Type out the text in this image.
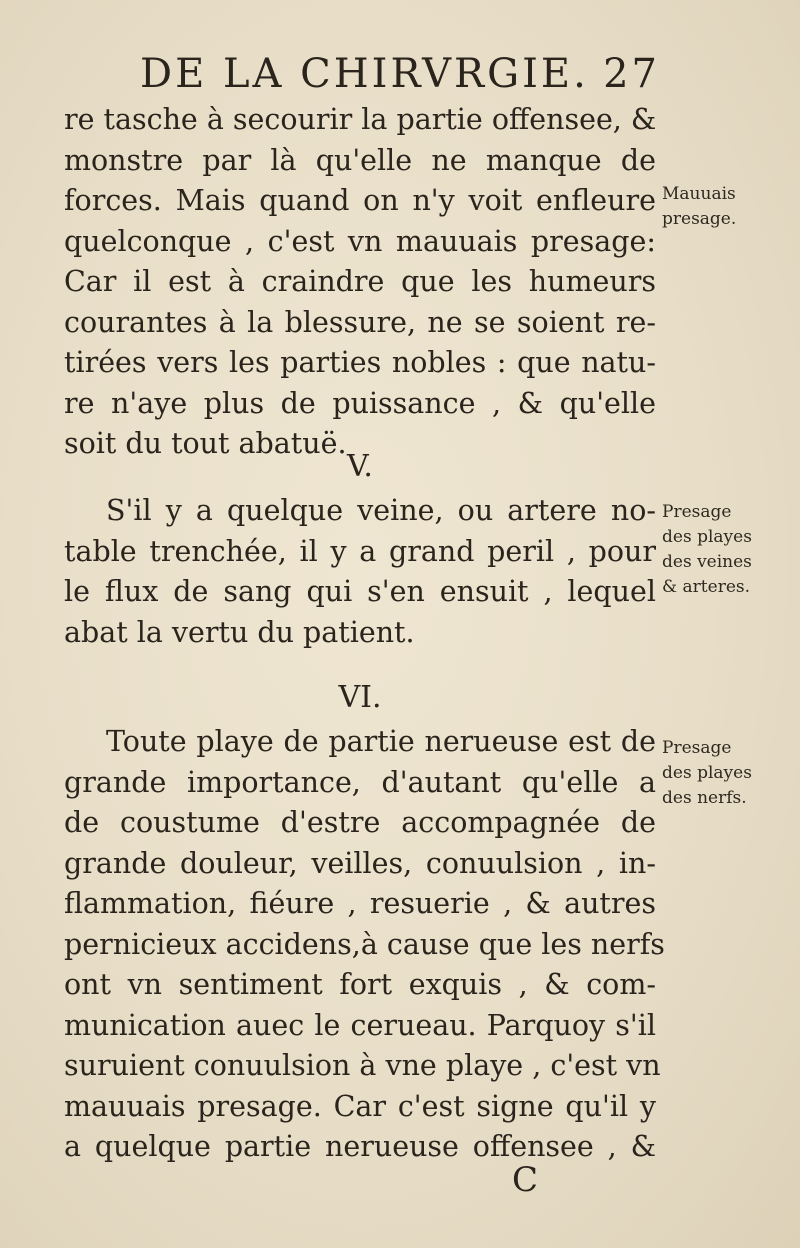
DE LA CHIRVRGIE. 27
re tasche à secourir la partie offensee, &
monstre par là qu'elle ne manque de
forces. Mais quand on n'y voit enfleure
quelconque , c'est vn mauuais presage:
Car il est à craindre que les humeurs
courantes à la blessure, ne se soient re-
tirées vers les parties nobles : que natu-
re n'aye plus de puissance , & qu'elle
soit du tout abatuë.
V.
S'il y a quelque veine, ou artere no-
table trenchée, il y a grand peril , pour
le flux de sang qui s'en ensuit , lequel
abat la vertu du patient.
VI.
Toute playe de partie nerueuse est de
grande importance, d'autant qu'elle a
de coustume d'estre accompagnée de
grande douleur, veilles, conuulsion , in-
flammation, fiéure , resuerie , & autres
pernicieux accidens,à cause que les nerfs
ont vn sentiment fort exquis , & com-
munication auec le cerueau. Parquoy s'il
suruient conuulsion à vne playe , c'est vn
mauuais presage. Car c'est signe qu'il y
a quelque partie nerueuse offensee , &
Mauuais
presage.
Presage
des playes
des veines
& arteres.
Presage
des playes
des nerfs.
C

◆ **WHAT THE TASK REQUIRES**: Find the word "nerueuse" in the material, then list each line that holds it.

◆ **RESPONSE TO THE EXERCISE**:
Toute playe de partie nerueuse est de
a quelque partie nerueuse offensee , &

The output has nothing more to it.